# Start of RECORDS SHOWN

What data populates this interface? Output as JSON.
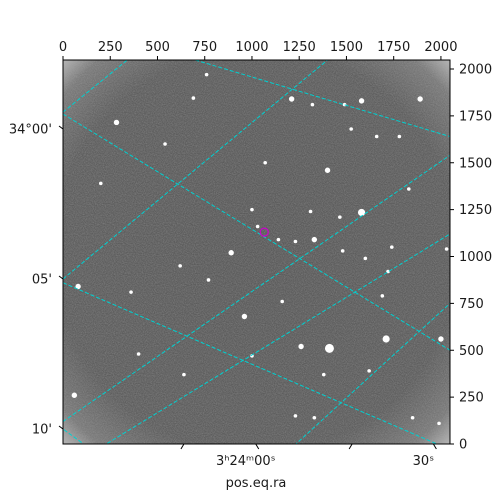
{
  "chart_data": {
    "type": "image",
    "xlabel": "pos.eq.ra",
    "pixel_axes": {
      "x_range": [
        0,
        2048
      ],
      "y_range": [
        0,
        2048
      ],
      "top_ticks": [
        0,
        250,
        500,
        750,
        1000,
        1250,
        1500,
        1750,
        2000
      ],
      "right_ticks": [
        0,
        250,
        500,
        750,
        1000,
        1250,
        1500,
        1750,
        2000
      ]
    },
    "ra_tick_labels": [
      {
        "label": "3ʰ24ᵐ00ˢ",
        "x": 1020
      },
      {
        "label": "30ˢ",
        "x": 1960
      }
    ],
    "dec_tick_labels": [
      {
        "label": "34°00'",
        "y": 1680
      },
      {
        "label": "05'",
        "y": 880
      },
      {
        "label": "10'",
        "y": 80
      }
    ],
    "grid_lines": {
      "color": "#00d0d0",
      "style": "dashed",
      "lines": [
        [
          [
            0,
            1770
          ],
          [
            340,
            2048
          ]
        ],
        [
          [
            0,
            880
          ],
          [
            1400,
            2048
          ]
        ],
        [
          [
            0,
            120
          ],
          [
            2048,
            1540
          ]
        ],
        [
          [
            180,
            -30
          ],
          [
            2048,
            1120
          ]
        ],
        [
          [
            1200,
            -30
          ],
          [
            2048,
            750
          ]
        ],
        [
          [
            700,
            2048
          ],
          [
            2048,
            1640
          ]
        ],
        [
          [
            0,
            1760
          ],
          [
            2048,
            500
          ]
        ],
        [
          [
            0,
            860
          ],
          [
            2048,
            -30
          ]
        ],
        [
          [
            150,
            -30
          ],
          [
            0,
            80
          ]
        ]
      ]
    },
    "marker": {
      "shape": "circle",
      "color": "#cc00cc",
      "x": 1065,
      "y": 1130
    },
    "stars": [
      [
        283,
        1715,
        3
      ],
      [
        540,
        1600,
        2
      ],
      [
        690,
        1845,
        2
      ],
      [
        760,
        1970,
        2
      ],
      [
        1210,
        1840,
        3
      ],
      [
        1320,
        1810,
        2
      ],
      [
        1490,
        1810,
        2
      ],
      [
        1580,
        1830,
        3
      ],
      [
        1890,
        1840,
        3
      ],
      [
        1525,
        1680,
        2
      ],
      [
        1660,
        1640,
        2
      ],
      [
        1780,
        1640,
        2
      ],
      [
        1400,
        1460,
        3
      ],
      [
        1830,
        1360,
        2
      ],
      [
        1580,
        1235,
        4
      ],
      [
        1465,
        1210,
        2
      ],
      [
        1310,
        1240,
        2
      ],
      [
        1000,
        1250,
        2
      ],
      [
        1030,
        1160,
        2
      ],
      [
        890,
        1020,
        3
      ],
      [
        1140,
        1090,
        2
      ],
      [
        1230,
        1080,
        2
      ],
      [
        1330,
        1090,
        3
      ],
      [
        1480,
        1030,
        2
      ],
      [
        1600,
        990,
        2
      ],
      [
        2030,
        1040,
        2
      ],
      [
        80,
        840,
        3
      ],
      [
        360,
        810,
        2
      ],
      [
        620,
        950,
        2
      ],
      [
        770,
        875,
        2
      ],
      [
        960,
        680,
        3
      ],
      [
        1160,
        760,
        2
      ],
      [
        1690,
        790,
        2
      ],
      [
        1720,
        920,
        2
      ],
      [
        400,
        480,
        2
      ],
      [
        1000,
        470,
        2
      ],
      [
        1410,
        510,
        5
      ],
      [
        1260,
        520,
        3
      ],
      [
        1710,
        560,
        4
      ],
      [
        1380,
        370,
        2
      ],
      [
        1620,
        390,
        2
      ],
      [
        2000,
        560,
        3
      ],
      [
        1990,
        110,
        2
      ],
      [
        1850,
        140,
        2
      ],
      [
        60,
        260,
        3
      ],
      [
        1230,
        150,
        2
      ],
      [
        1330,
        140,
        2
      ],
      [
        640,
        370,
        2
      ],
      [
        200,
        1390,
        2
      ],
      [
        1070,
        1500,
        2
      ],
      [
        1740,
        1050,
        2
      ]
    ]
  }
}
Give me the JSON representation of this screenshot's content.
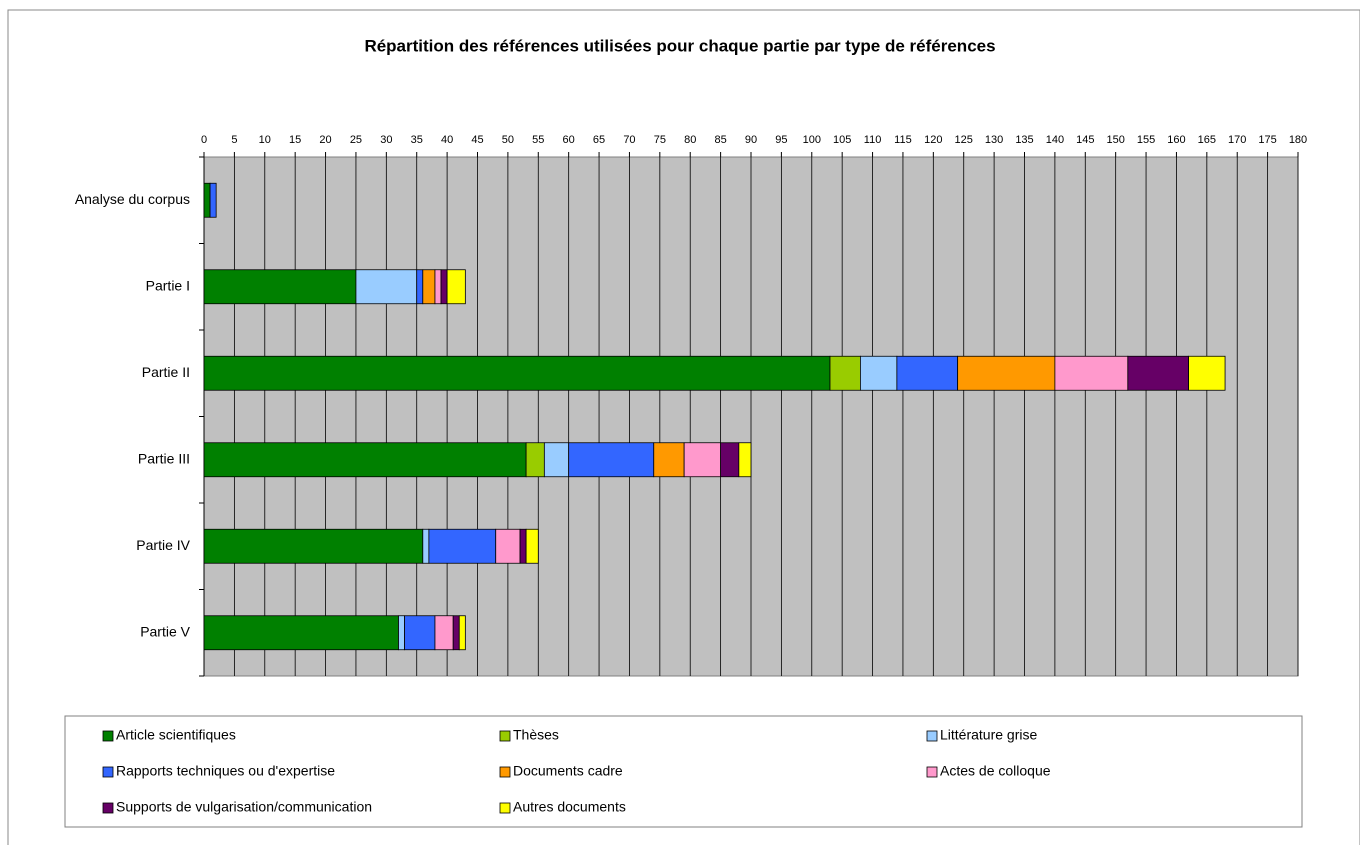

# End of RECORDS SHOWN

**THE EXERCISE:** Above are the records; copy every line in them that holds the word "this".

**TASK OUTPUT:**
What data populates this interface? Output as JSON.
Give me the JSON representation of this screenshot's content.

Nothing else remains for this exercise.